Copy every line of the data that includes the string "emphasis".

• _DATA EXTRACT_
::::

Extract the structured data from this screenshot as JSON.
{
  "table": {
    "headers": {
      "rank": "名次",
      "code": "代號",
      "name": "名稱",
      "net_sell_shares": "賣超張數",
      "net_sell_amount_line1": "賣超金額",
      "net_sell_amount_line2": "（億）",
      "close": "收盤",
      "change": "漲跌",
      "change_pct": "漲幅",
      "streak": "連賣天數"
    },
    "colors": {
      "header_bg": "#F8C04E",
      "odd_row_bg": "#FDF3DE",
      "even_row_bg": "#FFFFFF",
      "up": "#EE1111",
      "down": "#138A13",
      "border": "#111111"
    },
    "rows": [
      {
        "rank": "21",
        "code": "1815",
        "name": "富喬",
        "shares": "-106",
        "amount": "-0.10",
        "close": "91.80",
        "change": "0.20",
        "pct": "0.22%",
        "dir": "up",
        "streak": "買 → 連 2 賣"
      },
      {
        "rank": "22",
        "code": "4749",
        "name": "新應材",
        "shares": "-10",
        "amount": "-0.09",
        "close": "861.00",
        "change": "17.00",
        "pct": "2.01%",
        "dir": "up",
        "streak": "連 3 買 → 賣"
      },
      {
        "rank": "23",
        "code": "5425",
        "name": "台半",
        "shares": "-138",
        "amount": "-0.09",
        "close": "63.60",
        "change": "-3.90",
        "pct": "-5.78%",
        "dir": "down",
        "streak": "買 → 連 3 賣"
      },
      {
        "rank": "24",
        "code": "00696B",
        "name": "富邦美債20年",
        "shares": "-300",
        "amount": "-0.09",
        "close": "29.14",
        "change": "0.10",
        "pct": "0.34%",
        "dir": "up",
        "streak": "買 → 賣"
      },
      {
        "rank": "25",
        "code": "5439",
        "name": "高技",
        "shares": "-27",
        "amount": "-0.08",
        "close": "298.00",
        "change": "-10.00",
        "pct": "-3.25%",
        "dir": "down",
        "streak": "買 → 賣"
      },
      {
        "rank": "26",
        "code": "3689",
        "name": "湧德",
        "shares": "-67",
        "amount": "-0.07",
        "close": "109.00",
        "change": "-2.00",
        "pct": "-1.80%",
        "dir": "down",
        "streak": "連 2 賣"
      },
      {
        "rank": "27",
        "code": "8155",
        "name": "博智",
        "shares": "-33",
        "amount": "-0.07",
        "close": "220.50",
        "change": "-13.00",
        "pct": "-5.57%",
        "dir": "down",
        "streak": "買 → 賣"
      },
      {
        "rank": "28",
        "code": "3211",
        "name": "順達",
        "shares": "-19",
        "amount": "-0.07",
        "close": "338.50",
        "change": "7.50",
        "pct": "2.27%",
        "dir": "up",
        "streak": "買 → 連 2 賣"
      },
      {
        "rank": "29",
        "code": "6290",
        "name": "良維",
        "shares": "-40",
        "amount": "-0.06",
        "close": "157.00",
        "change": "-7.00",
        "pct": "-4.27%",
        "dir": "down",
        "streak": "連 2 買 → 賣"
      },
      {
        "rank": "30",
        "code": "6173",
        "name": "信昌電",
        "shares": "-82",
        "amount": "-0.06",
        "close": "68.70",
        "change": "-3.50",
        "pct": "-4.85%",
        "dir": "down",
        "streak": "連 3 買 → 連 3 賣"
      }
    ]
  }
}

::::

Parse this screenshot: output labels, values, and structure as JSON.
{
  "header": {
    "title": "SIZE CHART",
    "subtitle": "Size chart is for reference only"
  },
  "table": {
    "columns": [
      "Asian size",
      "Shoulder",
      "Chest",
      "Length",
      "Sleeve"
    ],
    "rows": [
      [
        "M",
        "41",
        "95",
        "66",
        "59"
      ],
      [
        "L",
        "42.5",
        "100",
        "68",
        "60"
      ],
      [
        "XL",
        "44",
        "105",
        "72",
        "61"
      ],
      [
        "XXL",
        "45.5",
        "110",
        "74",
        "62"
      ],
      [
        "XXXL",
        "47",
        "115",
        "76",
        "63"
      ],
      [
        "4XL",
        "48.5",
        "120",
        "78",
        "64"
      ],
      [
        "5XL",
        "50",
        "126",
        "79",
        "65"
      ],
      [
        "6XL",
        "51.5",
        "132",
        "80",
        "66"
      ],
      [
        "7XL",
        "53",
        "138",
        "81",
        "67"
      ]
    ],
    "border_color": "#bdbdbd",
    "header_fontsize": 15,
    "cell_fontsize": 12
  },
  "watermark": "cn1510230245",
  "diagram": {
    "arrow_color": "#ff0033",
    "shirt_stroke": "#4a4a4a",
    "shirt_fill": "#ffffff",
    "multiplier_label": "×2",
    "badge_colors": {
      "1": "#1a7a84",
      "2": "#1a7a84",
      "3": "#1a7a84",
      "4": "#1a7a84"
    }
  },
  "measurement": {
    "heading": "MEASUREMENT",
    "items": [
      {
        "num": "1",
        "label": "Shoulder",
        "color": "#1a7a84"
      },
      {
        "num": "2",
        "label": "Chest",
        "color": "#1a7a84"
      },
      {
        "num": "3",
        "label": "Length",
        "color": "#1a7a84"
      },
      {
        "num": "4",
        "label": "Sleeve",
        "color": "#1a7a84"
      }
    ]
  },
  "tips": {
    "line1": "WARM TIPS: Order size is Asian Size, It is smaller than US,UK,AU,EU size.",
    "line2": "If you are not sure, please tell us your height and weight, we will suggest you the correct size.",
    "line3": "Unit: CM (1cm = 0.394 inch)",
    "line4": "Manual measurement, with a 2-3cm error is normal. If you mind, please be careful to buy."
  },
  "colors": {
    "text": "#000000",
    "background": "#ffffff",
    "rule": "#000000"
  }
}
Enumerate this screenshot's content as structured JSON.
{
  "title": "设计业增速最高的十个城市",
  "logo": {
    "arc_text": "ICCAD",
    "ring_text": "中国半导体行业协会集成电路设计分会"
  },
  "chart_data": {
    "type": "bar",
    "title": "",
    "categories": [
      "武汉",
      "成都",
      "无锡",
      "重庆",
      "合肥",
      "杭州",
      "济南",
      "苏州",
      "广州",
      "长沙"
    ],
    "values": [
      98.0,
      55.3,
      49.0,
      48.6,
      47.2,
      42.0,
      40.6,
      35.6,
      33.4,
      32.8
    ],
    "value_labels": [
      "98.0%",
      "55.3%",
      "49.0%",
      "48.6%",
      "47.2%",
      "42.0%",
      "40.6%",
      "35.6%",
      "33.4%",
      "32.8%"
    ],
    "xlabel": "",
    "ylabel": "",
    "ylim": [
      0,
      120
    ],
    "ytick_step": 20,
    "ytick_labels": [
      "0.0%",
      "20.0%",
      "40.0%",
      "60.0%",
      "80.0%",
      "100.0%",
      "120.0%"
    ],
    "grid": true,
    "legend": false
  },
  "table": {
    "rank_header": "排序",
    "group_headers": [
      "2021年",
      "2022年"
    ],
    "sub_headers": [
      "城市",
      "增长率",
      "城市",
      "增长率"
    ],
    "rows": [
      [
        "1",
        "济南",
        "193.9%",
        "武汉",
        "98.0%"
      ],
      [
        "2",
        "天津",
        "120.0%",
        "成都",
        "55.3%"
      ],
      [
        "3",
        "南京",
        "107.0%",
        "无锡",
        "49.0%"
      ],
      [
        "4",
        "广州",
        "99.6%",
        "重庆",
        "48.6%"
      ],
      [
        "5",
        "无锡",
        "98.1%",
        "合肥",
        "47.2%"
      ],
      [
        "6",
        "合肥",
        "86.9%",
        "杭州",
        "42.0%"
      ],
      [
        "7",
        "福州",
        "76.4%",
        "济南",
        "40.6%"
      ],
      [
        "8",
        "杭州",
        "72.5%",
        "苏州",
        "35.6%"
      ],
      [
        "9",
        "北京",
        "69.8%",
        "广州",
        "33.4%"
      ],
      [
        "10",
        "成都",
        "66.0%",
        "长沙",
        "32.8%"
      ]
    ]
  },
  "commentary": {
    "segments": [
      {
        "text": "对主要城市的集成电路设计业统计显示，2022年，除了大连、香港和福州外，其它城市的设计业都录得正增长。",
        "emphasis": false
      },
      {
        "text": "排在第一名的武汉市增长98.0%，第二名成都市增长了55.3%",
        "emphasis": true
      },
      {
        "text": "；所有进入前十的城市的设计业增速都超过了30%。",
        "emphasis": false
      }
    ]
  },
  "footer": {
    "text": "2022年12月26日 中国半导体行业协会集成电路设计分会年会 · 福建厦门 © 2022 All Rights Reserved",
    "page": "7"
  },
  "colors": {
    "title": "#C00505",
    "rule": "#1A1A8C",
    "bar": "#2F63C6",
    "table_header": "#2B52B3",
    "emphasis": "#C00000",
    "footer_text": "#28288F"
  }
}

::::

• _COMPLETE ANSWER_
        "emphasis": false
        "emphasis": true
        "emphasis": false
    "emphasis": "#C00000",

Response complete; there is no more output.